§ EXERCISES TO COMPLETE:
A) In the messaging system requirements, rewrite the stretch from "- We should" through "that general case.", replacing "billions of users" with "millions of users".
B) Answer these questions about the messaging system requirements:
(i) What latency should messages be delivered with to available users?
(ii) Which two non-functional topics are marked out of scope?
(iii) How many participants does a 1:1 message have when it is treated as a special case of larger chats?

╭─ TEXT EXTRACT

Below the line (out of scope)
- Audio/Video calling.
- Interactions with businesses.
- Registration and profile management.
Non-Functional Requirements
Core Requirements
- Messages should be delivered to available users with low latency, < 500ms.
- We should guarantee deliverability of messages - they should make their way to users.
- The system should be able to handle billions of users with high throughput (we'll estimate later).
- Messages should be stored on centralized servers no longer than necessary.
- The system should be resilient against failures of individual components.
Below the line (out of scope)
- Exhaustive treatment of security concerns.
- Spam and scraping prevention systems.
The Set Up
Planning the Approach
Before you move on to designing the system, it's important to start by taking a moment to plan your strategy for the session. For this problem, we might first recognize that 1:1 messages are simply a special case of larger chats (with 2 participants), so we'll solve for that general case.

╰─
╭─ PROVIDED RECORDS

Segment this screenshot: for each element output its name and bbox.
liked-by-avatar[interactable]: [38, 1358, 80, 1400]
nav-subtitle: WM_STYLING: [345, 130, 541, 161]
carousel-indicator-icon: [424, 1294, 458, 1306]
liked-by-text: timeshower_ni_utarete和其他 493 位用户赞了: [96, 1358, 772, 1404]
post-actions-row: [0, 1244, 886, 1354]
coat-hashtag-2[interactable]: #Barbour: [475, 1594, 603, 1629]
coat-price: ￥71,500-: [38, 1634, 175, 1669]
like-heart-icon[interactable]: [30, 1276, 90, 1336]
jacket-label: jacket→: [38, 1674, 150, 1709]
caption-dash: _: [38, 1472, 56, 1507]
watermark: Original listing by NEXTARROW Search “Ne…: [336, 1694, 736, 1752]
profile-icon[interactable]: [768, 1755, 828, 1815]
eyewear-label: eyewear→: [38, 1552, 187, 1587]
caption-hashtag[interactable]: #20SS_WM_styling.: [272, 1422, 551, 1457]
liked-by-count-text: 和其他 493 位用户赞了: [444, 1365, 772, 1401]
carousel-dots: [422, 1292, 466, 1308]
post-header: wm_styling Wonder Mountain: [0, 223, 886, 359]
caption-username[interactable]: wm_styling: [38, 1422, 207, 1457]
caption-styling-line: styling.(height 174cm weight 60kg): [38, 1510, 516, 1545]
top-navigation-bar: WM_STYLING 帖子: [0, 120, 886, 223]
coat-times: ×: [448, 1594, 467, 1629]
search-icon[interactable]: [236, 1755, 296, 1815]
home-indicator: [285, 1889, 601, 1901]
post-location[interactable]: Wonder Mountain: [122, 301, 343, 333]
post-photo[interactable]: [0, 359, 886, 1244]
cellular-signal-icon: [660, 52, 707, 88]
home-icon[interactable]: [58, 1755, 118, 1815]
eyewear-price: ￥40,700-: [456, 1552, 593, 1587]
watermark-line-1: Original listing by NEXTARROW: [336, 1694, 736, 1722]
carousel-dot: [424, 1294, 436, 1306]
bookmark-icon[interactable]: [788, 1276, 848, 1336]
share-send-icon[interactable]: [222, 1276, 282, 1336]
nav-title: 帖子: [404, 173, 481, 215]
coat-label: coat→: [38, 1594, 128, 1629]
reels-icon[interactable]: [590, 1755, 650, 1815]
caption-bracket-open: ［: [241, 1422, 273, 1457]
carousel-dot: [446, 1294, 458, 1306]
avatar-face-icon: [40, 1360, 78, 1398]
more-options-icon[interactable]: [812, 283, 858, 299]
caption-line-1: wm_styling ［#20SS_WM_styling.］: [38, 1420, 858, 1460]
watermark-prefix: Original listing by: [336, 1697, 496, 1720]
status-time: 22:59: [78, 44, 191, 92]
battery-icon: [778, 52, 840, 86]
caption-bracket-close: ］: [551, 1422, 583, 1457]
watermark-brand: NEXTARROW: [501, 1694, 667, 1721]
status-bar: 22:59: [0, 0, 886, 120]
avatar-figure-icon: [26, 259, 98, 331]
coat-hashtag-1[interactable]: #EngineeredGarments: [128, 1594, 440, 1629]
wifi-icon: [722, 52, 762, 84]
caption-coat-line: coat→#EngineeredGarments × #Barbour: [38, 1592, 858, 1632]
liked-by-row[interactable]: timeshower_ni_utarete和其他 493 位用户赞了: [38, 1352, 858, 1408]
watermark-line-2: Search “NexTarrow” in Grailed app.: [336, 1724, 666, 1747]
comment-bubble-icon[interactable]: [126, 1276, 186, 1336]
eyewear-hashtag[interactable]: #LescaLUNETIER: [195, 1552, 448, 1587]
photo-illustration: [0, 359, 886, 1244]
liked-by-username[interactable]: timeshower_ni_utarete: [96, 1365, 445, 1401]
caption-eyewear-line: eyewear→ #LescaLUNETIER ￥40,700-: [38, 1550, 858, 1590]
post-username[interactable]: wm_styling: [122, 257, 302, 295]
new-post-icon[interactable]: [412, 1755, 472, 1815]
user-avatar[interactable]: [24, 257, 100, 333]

╰─

§ ANSWERS TO THE EXERCISES:
A)
- We should guarantee deliverability of messages - they should make their way to users.
- The system should be able to handle millions of users with high throughput (we'll estimate later).
- Messages should be stored on centralized servers no longer than necessary.
- The system should be resilient against failures of individual components.
Below the line (out of scope)
- Exhaustive treatment of security concerns.
- Spam and scraping prevention systems.
The Set Up
Planning the Approach
Before you move on to designing the system, it's important to start by taking a moment to plan your strategy for the session. For this problem, we might first recognize that 1:1 messages are simply a special case of larger chats (with 2 participants), so we'll solve for that general case.

B)
(i) Low latency, under 500ms.
(ii) Exhaustive treatment of security concerns, and spam and scraping prevention systems.
(iii) Two.